:: Description of the task ::
Search the listing for "this" and copy every line where it appears.

(Dataset rows about figures)
════
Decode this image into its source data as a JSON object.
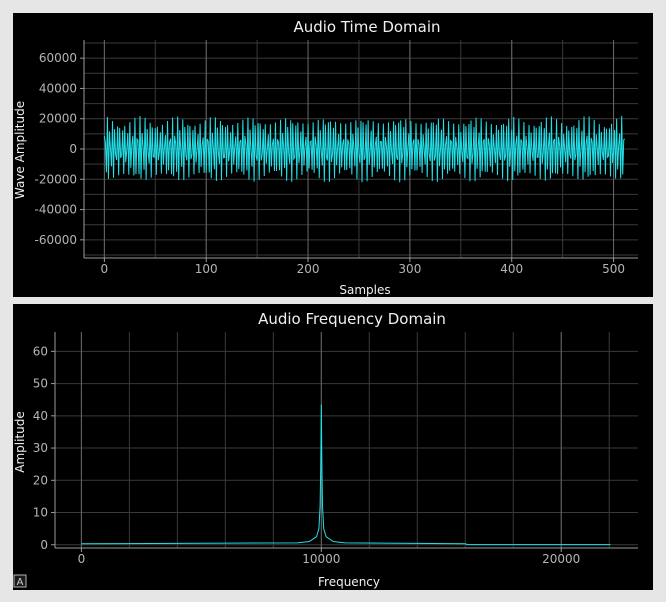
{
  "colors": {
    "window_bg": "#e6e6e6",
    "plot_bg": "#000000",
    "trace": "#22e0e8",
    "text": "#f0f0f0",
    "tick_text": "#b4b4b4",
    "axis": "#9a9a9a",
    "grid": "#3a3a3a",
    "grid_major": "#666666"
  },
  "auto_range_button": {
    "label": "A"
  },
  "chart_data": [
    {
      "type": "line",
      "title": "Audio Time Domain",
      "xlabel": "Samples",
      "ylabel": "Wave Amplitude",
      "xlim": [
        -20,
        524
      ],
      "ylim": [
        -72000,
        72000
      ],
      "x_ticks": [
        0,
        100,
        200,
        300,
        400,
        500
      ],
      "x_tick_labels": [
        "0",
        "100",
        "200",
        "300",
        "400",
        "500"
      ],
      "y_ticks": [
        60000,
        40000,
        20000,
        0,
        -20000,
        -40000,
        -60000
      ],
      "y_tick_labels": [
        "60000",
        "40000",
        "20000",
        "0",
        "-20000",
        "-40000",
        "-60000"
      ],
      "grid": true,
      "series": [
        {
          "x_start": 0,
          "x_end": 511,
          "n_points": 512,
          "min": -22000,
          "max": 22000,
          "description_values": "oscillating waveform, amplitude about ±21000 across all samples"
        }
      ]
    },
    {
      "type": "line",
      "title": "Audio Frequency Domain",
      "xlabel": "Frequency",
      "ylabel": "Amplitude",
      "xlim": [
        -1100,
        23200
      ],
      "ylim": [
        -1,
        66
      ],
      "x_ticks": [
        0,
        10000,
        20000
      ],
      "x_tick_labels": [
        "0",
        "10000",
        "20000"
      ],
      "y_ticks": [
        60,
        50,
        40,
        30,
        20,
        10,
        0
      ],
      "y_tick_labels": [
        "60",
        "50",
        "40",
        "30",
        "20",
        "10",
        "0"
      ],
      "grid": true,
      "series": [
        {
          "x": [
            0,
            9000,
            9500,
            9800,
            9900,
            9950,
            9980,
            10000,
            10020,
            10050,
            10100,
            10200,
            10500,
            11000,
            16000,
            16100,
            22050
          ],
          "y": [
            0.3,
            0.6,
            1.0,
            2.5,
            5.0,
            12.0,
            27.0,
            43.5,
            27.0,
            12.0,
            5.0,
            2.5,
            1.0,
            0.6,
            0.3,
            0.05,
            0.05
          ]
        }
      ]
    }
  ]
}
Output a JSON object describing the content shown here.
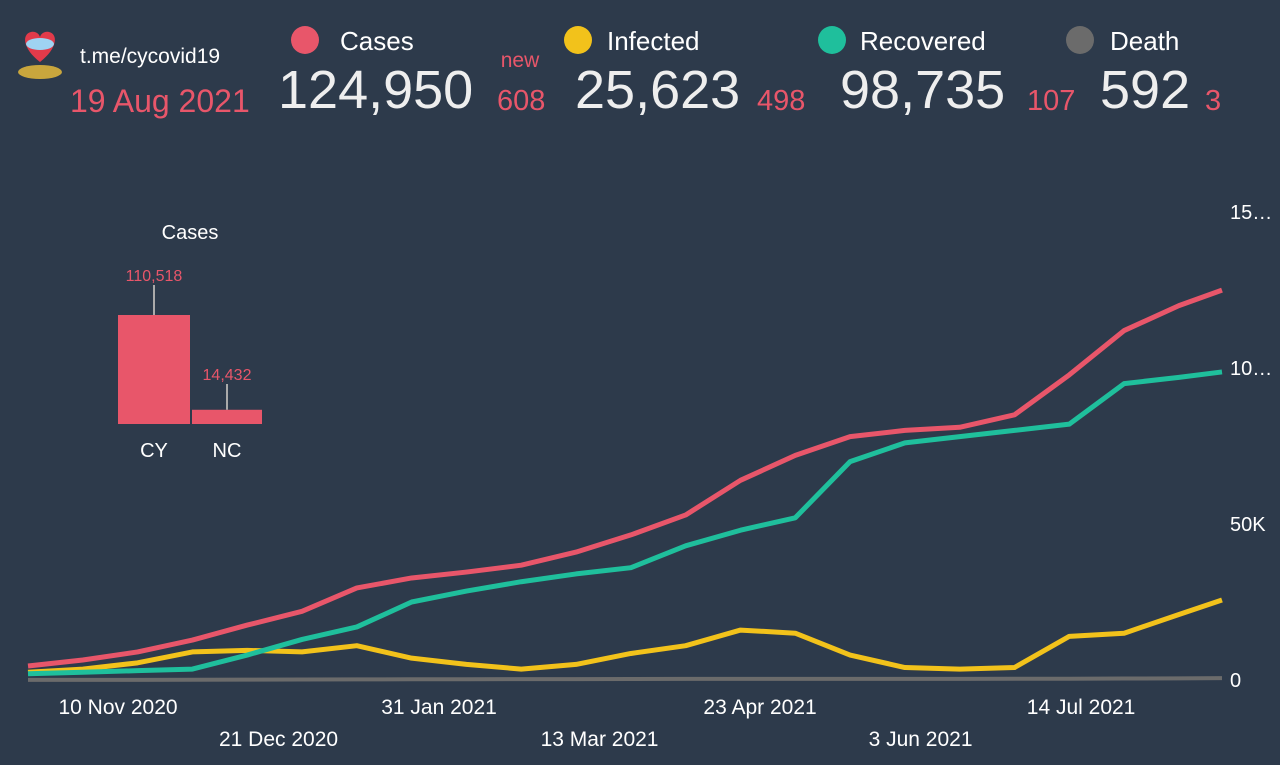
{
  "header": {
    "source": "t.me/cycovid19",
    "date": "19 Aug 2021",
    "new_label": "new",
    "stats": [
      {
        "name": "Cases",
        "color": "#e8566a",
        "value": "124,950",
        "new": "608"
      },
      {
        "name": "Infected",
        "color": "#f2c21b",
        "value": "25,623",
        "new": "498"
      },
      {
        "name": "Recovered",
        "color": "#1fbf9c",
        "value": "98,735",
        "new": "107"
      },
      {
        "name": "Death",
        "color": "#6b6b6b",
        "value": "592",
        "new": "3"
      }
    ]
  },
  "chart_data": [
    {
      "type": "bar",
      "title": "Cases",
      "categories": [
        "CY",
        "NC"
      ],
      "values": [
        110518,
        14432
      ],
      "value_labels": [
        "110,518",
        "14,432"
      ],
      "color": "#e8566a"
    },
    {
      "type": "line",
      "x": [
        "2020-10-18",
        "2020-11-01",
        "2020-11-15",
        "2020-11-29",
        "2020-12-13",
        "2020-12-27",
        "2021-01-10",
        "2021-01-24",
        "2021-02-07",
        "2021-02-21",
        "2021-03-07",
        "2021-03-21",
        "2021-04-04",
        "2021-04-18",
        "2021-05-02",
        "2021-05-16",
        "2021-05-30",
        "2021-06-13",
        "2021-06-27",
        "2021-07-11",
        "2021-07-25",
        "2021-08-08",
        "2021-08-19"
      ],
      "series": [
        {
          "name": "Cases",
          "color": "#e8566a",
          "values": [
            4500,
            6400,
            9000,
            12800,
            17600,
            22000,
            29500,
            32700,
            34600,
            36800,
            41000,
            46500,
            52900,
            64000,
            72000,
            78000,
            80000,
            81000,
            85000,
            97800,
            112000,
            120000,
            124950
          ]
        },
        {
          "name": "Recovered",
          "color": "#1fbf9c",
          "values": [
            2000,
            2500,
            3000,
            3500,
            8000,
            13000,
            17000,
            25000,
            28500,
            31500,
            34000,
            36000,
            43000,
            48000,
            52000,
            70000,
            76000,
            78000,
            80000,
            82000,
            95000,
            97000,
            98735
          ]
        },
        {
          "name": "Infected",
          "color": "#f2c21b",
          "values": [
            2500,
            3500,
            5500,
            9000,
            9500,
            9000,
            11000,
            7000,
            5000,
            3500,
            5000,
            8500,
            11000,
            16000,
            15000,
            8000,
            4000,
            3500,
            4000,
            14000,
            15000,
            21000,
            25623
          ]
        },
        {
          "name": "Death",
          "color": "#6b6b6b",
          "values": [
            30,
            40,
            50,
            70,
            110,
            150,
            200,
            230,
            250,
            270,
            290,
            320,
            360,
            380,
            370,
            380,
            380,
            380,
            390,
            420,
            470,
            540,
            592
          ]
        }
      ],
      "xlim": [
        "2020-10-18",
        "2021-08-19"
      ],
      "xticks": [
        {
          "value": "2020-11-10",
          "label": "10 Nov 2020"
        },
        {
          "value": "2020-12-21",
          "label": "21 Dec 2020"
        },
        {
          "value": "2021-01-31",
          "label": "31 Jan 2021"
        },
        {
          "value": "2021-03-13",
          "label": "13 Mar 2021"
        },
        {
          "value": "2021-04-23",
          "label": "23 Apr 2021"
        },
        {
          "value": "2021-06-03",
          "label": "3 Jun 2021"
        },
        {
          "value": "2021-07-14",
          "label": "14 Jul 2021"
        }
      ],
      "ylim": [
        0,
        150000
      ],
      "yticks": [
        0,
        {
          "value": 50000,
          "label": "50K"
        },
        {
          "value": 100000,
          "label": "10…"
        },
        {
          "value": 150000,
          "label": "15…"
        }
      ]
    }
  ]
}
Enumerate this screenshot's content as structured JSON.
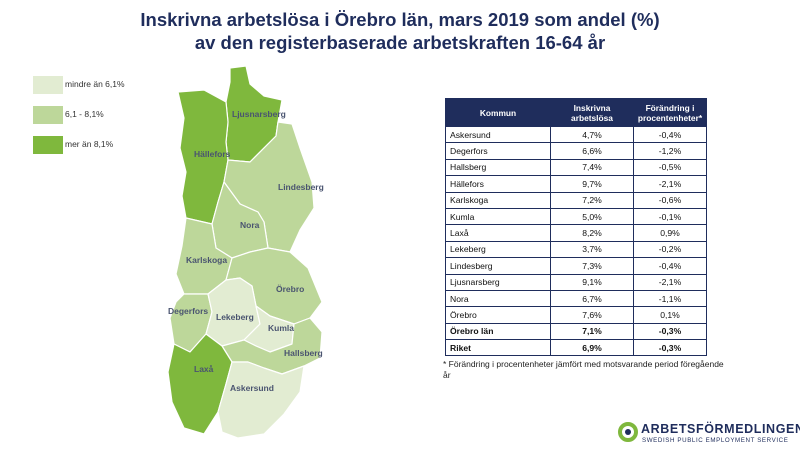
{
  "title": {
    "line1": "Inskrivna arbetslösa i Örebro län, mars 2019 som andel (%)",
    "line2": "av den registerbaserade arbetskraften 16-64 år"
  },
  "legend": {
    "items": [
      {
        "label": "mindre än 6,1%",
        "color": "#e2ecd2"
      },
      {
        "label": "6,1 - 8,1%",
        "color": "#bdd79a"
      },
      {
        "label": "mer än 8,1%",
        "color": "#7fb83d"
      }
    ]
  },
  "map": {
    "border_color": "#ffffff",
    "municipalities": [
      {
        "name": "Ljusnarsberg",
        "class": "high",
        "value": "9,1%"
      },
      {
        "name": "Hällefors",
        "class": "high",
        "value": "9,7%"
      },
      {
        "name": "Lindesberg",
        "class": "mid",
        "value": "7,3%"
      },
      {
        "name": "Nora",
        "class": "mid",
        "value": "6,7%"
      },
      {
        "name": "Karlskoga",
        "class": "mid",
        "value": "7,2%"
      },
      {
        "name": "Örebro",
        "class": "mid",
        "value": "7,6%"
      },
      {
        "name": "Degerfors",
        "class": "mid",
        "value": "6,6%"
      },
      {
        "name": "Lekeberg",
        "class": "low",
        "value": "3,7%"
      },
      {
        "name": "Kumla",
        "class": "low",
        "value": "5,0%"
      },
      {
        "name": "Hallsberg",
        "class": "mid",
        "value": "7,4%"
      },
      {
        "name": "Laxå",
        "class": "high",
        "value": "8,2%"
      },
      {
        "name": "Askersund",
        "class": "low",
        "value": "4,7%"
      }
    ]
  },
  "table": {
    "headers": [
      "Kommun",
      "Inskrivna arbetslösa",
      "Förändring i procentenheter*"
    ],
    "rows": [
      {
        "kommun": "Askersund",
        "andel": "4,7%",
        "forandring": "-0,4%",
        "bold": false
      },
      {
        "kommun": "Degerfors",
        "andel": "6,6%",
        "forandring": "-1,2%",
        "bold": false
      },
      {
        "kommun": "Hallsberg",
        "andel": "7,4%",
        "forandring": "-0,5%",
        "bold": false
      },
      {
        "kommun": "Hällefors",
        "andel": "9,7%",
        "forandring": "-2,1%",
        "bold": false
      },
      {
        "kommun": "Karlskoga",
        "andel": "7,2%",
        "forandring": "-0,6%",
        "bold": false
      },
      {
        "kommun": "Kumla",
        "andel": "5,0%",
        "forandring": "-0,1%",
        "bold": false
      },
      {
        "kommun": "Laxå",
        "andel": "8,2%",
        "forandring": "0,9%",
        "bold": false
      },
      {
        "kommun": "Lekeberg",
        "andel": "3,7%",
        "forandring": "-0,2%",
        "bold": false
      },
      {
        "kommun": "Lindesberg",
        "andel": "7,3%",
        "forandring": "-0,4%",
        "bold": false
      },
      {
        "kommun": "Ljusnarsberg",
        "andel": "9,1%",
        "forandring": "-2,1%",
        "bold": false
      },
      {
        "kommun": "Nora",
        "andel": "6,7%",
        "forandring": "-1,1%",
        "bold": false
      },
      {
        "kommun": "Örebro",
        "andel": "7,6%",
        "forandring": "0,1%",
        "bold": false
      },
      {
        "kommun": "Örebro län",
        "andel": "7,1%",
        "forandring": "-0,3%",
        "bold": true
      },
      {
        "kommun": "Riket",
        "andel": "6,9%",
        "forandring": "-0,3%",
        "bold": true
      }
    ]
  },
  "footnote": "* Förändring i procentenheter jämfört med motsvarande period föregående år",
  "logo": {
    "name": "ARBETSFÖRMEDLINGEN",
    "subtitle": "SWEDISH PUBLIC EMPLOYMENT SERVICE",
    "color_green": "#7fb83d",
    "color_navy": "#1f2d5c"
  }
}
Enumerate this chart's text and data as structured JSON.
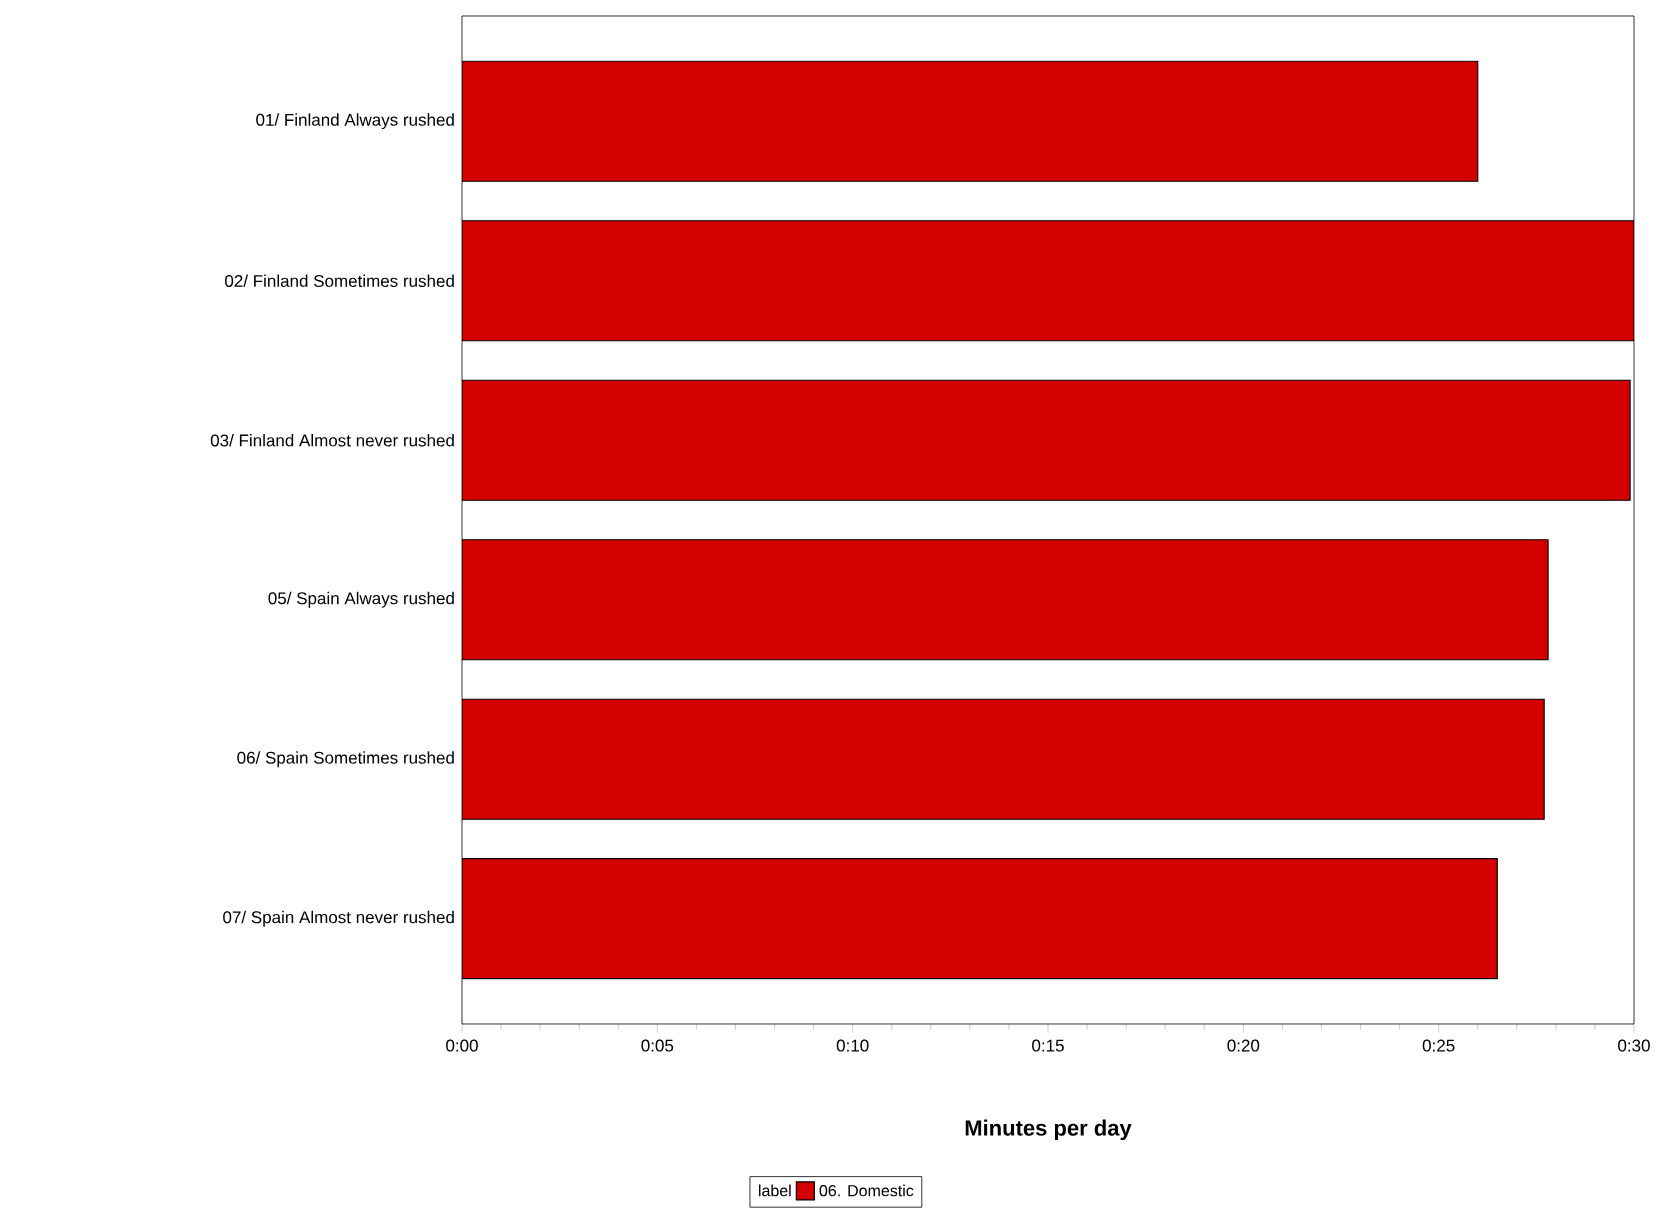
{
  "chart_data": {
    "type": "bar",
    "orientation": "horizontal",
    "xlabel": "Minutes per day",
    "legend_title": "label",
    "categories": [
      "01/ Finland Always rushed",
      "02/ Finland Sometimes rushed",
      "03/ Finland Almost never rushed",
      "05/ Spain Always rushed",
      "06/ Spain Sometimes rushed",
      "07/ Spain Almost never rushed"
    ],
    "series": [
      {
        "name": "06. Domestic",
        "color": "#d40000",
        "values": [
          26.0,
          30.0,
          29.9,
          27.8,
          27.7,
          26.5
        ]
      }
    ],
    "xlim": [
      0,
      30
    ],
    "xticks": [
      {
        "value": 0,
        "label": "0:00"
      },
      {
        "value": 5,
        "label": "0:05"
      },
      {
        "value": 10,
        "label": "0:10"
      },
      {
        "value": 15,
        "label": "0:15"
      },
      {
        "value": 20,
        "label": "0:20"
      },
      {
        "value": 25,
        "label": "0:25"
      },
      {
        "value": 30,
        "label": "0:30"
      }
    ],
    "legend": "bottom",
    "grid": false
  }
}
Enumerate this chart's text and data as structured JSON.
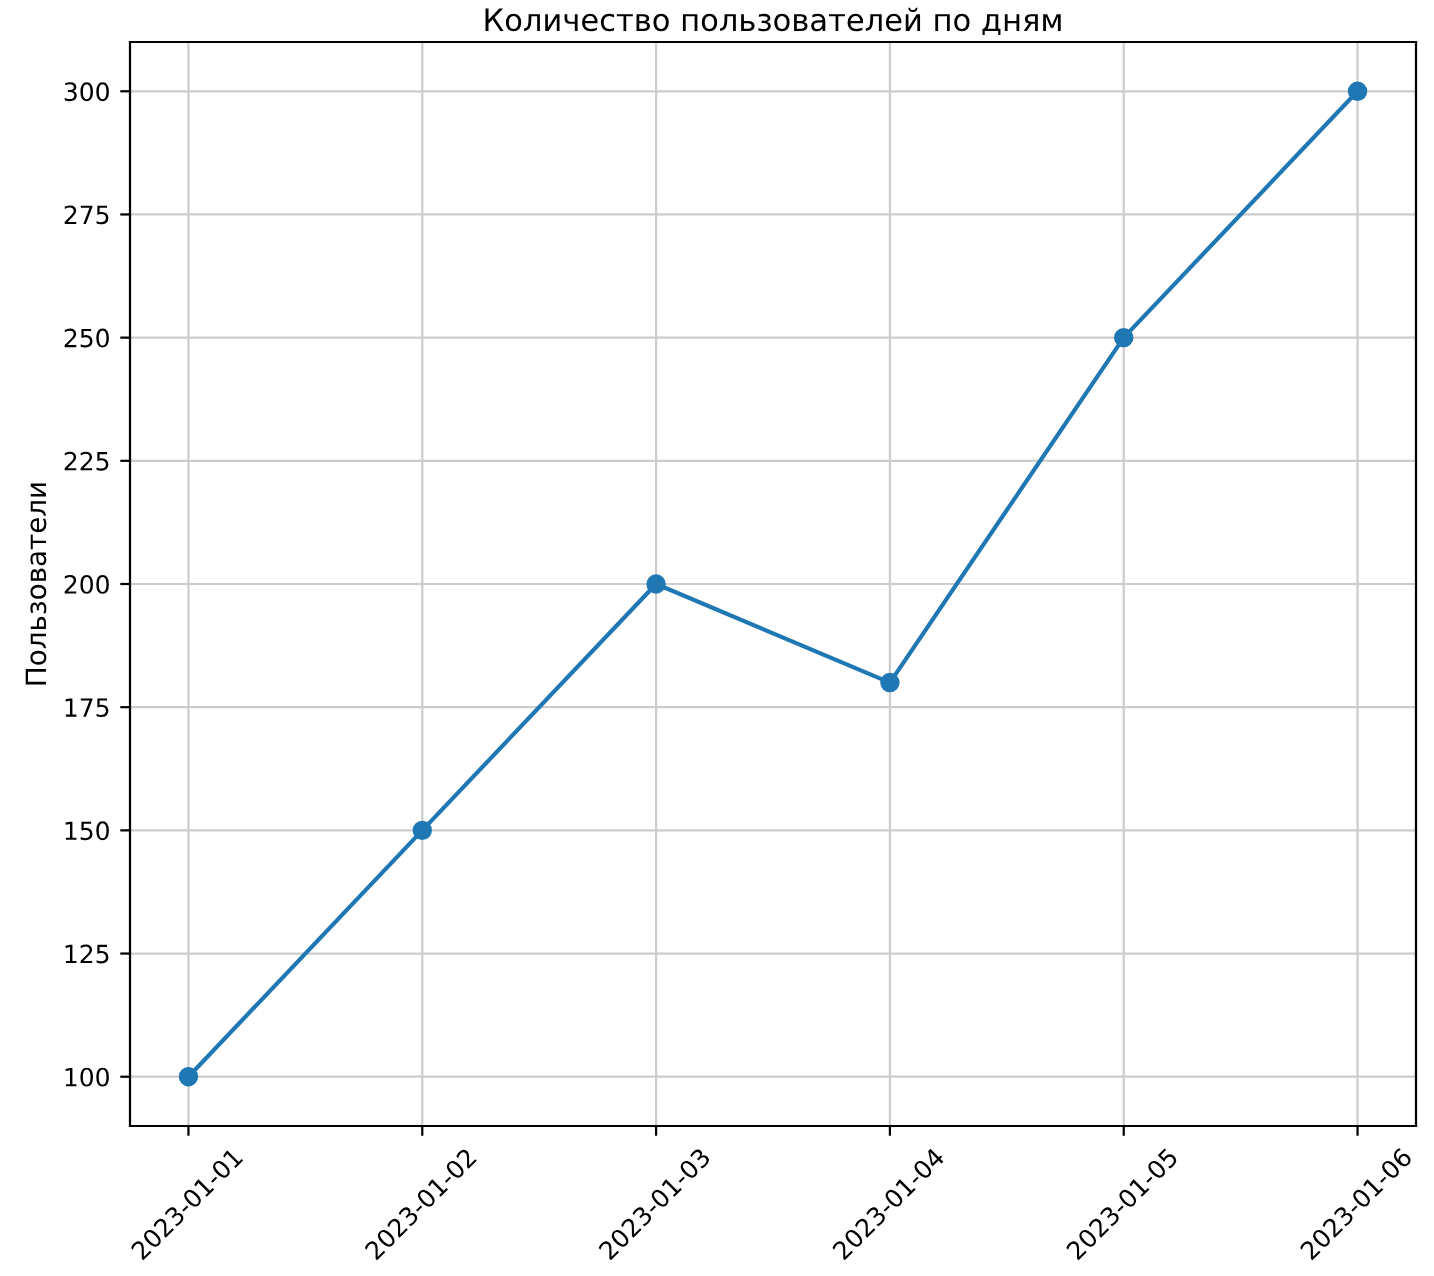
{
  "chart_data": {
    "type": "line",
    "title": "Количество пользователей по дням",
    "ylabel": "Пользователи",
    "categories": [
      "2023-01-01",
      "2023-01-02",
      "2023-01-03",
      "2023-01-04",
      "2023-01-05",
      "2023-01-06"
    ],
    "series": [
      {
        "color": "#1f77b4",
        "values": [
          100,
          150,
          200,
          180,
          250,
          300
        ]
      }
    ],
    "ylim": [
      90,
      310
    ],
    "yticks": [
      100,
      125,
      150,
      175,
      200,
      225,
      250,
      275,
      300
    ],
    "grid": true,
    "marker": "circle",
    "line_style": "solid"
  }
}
════
:: Exercise output ::
Decode this image into its source data as a JSON object.
Enumerate this screenshot's content as structured JSON.
Enumerate this chart's text and data as structured JSON.
Enumerate this chart's text and data as structured JSON.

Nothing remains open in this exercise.